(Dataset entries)

Start

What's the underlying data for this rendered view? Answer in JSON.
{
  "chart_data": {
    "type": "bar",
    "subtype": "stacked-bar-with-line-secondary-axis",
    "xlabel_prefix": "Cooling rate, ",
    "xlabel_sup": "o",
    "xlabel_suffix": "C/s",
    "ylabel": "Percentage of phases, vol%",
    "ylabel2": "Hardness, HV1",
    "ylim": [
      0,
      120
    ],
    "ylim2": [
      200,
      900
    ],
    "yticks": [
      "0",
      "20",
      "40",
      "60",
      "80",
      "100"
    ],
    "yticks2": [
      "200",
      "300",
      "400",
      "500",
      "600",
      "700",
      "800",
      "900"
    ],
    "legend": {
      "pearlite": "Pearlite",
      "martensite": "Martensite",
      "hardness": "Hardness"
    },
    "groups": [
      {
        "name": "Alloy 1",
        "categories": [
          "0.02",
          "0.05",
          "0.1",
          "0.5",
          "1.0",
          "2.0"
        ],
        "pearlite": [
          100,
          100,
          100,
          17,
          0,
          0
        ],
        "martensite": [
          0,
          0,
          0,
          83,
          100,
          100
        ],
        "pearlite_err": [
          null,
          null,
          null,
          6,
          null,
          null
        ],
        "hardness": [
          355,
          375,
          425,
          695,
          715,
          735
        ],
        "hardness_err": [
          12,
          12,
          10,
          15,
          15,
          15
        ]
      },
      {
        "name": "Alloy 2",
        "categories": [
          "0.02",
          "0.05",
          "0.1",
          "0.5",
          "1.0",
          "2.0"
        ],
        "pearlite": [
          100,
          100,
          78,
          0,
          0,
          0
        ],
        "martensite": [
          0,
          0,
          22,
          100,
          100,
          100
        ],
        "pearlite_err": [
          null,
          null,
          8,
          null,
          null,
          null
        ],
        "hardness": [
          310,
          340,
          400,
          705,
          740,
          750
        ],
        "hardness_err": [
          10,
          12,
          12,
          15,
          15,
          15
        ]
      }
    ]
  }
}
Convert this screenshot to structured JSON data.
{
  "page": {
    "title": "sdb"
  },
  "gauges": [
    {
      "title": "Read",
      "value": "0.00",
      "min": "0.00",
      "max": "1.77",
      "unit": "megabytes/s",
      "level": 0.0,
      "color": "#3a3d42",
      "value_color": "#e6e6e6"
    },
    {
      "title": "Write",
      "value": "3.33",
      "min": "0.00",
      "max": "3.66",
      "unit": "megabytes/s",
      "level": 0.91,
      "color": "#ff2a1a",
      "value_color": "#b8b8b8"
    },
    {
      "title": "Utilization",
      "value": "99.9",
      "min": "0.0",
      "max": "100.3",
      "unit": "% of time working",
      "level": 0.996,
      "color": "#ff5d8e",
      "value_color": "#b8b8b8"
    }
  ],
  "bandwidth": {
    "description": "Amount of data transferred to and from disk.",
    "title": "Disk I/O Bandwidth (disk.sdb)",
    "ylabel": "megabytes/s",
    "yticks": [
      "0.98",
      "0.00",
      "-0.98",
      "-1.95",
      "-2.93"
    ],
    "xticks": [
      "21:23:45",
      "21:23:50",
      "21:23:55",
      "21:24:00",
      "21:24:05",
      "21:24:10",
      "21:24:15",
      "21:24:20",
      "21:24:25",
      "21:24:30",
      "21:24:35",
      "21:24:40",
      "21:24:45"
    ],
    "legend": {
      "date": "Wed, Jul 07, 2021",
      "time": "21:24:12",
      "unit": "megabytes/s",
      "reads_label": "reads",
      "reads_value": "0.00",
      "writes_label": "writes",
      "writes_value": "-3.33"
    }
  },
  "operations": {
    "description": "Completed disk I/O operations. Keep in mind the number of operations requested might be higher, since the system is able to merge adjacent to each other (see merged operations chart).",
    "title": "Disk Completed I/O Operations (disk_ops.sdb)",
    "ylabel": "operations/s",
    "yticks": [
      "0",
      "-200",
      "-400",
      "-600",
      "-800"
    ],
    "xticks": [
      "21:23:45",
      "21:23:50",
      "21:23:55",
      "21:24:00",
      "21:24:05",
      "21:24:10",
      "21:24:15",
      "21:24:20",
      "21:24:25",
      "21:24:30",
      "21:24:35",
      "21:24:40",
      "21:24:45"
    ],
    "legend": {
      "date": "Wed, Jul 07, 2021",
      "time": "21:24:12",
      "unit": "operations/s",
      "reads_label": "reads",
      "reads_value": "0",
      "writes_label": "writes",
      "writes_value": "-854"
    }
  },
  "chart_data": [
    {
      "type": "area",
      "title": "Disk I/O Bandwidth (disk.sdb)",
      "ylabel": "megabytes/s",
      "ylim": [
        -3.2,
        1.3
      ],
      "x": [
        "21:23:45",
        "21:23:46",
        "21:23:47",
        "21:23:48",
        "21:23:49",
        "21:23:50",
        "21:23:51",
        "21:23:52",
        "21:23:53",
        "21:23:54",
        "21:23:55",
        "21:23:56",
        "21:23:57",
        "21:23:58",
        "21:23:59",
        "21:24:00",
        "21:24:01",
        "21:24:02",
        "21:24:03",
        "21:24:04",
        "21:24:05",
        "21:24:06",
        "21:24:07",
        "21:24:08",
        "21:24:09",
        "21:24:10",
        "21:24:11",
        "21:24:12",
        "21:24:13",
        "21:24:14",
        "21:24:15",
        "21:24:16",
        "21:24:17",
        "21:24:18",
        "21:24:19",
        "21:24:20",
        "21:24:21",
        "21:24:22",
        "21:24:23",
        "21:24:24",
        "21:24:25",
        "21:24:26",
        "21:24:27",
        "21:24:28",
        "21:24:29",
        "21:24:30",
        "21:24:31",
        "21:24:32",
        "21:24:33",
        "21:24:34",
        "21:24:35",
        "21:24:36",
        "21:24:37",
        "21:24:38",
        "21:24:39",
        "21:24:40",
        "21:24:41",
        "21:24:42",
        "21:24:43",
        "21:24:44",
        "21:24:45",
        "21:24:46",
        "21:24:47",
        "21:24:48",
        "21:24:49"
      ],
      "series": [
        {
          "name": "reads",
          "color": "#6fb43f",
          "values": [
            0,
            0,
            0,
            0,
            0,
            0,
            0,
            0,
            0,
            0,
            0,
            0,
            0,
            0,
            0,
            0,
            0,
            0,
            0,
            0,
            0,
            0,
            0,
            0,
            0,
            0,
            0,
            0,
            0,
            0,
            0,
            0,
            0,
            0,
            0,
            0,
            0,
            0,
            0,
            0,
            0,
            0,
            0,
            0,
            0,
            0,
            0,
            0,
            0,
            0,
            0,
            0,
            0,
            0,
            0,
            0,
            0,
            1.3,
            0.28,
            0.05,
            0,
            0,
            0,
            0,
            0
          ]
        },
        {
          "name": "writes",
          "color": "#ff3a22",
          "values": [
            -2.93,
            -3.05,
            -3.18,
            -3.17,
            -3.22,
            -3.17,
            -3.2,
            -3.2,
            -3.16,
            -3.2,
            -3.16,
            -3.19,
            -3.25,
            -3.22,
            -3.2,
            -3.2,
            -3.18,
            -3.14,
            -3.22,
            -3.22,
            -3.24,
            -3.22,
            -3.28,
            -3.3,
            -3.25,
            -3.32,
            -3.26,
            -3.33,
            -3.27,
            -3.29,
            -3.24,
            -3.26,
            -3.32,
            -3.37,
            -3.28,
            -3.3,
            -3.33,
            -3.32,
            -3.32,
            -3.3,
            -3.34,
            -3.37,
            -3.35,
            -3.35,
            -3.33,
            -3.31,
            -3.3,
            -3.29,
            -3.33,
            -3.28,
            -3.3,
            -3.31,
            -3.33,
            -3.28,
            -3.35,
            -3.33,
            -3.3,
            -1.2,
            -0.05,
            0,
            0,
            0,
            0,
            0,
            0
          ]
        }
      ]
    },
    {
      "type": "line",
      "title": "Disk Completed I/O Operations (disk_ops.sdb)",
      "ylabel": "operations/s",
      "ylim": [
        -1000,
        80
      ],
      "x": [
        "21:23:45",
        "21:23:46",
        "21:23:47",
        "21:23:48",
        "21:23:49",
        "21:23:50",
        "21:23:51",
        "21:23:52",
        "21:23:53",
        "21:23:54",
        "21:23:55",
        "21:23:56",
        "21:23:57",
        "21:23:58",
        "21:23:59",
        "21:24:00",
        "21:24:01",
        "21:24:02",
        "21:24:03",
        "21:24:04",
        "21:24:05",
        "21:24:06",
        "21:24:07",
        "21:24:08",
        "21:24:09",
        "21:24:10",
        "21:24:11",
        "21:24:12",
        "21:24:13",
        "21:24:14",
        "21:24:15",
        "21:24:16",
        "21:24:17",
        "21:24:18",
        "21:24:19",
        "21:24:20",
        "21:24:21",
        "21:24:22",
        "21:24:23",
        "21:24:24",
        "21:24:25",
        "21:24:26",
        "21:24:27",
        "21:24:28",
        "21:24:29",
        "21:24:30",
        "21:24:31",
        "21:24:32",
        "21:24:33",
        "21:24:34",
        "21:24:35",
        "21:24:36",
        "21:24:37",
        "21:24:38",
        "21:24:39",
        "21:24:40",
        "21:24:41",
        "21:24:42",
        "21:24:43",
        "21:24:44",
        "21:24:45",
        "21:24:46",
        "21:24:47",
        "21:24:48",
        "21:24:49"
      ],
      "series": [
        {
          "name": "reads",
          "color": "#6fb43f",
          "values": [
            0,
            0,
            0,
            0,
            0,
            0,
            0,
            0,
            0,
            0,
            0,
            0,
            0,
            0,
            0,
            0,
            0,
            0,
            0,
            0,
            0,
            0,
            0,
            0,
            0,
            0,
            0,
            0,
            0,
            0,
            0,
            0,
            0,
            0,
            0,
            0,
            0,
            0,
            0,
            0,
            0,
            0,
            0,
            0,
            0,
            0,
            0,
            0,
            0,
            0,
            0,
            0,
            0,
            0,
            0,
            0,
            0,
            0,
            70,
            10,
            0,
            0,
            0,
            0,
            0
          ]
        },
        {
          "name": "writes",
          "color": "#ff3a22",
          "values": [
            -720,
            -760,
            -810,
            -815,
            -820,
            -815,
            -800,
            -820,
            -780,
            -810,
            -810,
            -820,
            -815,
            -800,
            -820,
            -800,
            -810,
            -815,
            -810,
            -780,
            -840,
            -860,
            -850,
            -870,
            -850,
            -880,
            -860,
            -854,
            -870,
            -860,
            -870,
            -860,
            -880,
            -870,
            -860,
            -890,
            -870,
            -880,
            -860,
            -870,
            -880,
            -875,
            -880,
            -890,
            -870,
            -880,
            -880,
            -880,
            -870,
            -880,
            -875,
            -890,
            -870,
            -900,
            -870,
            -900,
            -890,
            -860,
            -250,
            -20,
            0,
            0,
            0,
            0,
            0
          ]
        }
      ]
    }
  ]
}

End

SET TASK — Scan the listing above and identify each line holding the string "this"; copy every such line.

THE COMPLETED TASK —
What's the underlying data for this rendered view? Answer in JSON.
Convert this screenshot to structured JSON data.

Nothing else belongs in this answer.